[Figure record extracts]
>>>

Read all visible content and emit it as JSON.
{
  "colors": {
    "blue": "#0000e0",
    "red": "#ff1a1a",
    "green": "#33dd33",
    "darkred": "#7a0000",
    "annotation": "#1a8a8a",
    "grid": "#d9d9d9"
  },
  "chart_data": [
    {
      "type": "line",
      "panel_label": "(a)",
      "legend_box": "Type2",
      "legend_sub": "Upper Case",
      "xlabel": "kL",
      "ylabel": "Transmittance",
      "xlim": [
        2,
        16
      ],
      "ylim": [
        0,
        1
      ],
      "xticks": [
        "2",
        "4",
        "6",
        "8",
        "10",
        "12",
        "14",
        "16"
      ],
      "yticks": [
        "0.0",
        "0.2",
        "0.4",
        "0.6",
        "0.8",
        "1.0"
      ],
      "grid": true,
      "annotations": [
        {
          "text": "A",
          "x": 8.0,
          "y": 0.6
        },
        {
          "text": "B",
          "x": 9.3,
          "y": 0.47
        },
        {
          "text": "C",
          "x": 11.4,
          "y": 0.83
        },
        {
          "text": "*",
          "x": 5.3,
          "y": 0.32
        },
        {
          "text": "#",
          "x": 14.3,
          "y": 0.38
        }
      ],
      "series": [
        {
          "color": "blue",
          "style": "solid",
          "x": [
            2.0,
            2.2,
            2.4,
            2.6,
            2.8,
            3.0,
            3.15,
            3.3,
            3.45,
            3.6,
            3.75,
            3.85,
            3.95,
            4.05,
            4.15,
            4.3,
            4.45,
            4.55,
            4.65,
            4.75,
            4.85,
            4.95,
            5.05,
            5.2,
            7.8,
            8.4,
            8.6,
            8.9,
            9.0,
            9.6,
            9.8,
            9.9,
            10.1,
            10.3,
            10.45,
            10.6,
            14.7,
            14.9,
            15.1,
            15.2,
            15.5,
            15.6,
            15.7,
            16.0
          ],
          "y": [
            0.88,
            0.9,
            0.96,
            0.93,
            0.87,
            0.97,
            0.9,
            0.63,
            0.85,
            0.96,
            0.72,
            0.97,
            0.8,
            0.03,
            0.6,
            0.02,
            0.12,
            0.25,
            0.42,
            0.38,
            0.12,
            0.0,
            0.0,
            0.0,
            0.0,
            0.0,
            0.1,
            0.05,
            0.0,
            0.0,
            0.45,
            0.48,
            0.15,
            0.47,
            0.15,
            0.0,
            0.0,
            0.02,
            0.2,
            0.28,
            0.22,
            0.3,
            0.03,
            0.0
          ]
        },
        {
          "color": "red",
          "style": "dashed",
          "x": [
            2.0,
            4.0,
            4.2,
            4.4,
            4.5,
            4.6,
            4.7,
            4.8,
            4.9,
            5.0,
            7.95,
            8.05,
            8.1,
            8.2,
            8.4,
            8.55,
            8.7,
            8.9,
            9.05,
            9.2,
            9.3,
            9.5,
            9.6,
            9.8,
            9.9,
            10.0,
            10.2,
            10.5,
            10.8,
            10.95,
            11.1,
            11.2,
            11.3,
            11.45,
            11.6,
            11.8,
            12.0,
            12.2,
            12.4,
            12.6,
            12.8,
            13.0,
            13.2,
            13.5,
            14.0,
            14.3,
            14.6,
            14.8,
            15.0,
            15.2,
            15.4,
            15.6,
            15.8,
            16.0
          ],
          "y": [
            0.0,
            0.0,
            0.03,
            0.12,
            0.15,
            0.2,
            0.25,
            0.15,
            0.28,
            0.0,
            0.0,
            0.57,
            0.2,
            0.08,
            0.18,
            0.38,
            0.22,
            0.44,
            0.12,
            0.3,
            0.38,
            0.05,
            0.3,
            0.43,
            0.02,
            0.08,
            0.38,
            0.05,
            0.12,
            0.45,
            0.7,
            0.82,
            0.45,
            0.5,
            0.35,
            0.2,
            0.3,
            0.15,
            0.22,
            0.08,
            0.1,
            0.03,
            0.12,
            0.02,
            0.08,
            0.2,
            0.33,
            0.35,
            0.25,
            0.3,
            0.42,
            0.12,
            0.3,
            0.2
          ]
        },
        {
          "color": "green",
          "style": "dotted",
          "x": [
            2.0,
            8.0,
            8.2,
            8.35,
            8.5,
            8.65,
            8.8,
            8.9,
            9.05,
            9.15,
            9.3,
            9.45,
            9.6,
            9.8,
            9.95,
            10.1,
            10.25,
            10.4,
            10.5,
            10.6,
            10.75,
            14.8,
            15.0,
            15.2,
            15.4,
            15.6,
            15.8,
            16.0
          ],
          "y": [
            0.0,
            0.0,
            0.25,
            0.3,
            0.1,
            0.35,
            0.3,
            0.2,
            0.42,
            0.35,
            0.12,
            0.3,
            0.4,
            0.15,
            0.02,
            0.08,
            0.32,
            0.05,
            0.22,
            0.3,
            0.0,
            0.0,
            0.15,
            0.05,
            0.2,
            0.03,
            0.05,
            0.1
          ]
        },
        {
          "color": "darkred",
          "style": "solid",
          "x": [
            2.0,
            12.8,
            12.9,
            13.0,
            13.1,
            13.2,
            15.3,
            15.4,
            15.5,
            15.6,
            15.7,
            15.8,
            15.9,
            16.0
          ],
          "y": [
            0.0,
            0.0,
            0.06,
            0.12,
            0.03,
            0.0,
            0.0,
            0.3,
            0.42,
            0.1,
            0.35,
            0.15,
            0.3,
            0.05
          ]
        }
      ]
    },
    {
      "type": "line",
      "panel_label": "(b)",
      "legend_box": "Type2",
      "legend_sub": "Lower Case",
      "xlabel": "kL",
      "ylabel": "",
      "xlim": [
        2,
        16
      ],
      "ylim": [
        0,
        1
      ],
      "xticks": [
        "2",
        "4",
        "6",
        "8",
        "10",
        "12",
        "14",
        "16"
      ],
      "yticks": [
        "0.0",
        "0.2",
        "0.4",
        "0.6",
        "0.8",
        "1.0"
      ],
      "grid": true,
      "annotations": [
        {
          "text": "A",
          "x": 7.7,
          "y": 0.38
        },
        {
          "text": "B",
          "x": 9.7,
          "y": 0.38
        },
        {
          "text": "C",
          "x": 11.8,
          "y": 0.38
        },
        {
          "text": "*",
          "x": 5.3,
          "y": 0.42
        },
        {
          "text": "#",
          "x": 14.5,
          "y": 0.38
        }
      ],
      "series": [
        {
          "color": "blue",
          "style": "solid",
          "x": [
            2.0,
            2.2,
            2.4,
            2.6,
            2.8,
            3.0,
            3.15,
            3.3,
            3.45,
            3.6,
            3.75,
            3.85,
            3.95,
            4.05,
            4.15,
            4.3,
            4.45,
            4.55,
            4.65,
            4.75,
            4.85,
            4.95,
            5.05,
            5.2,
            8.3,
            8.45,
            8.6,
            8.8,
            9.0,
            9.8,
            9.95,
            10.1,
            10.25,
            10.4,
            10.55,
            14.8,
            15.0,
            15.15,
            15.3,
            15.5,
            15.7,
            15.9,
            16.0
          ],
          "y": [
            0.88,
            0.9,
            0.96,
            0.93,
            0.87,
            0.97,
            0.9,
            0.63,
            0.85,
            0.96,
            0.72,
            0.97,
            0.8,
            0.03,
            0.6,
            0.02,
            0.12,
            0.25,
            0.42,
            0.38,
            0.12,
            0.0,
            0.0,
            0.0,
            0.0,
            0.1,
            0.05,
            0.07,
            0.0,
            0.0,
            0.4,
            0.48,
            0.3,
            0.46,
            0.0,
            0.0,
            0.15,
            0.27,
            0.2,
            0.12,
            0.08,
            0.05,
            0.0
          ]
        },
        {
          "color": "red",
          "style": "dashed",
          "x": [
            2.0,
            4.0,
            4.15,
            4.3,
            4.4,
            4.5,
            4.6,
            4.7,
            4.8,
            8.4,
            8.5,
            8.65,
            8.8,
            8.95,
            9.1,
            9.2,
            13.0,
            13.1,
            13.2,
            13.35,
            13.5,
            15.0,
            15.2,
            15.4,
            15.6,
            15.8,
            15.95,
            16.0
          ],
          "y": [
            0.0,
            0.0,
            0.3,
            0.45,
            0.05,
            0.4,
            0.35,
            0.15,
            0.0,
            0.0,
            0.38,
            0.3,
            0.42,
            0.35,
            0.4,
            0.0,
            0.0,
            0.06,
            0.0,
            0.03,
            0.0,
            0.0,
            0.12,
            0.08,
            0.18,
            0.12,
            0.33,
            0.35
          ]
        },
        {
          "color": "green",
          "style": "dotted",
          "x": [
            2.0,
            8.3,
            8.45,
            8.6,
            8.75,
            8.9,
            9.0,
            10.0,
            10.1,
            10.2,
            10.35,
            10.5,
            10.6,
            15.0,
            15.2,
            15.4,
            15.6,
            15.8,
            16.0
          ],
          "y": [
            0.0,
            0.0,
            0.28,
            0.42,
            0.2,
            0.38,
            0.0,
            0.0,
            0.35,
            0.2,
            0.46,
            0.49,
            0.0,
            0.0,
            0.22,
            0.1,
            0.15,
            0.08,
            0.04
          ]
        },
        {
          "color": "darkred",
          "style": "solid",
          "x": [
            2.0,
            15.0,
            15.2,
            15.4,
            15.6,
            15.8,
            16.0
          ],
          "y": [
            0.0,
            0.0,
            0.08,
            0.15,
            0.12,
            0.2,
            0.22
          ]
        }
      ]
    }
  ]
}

<<<

WHAT IS NEEDED: Copy out all lines from the material above that contain the string "Case".

WRITTEN ANSWER:
      "legend_sub": "Upper Case",
      "legend_sub": "Lower Case",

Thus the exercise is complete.